(Dataset rows about figures)
------

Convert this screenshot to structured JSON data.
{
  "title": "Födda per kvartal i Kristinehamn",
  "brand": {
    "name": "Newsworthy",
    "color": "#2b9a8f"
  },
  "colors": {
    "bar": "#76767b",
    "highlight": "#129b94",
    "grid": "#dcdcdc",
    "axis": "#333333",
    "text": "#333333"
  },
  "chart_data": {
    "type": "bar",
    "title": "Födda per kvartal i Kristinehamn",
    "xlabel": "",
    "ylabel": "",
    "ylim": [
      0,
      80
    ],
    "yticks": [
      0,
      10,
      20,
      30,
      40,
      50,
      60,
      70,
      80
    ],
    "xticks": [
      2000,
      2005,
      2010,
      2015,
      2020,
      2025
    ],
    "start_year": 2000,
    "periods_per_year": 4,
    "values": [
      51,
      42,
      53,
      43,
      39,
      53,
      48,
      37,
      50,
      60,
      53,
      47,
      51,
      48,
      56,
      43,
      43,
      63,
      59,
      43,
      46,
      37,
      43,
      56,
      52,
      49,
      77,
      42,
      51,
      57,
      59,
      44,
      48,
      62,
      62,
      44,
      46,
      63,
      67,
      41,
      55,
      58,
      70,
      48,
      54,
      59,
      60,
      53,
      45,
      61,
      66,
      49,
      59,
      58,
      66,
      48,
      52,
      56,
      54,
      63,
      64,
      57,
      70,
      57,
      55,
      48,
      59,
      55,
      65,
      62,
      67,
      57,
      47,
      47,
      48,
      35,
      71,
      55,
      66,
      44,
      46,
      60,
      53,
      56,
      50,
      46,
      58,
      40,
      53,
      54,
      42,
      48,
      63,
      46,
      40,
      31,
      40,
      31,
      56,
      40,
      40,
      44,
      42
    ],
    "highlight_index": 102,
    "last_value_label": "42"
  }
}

------

Count how many lines in the data contain the word "title", giving the number without comment.

2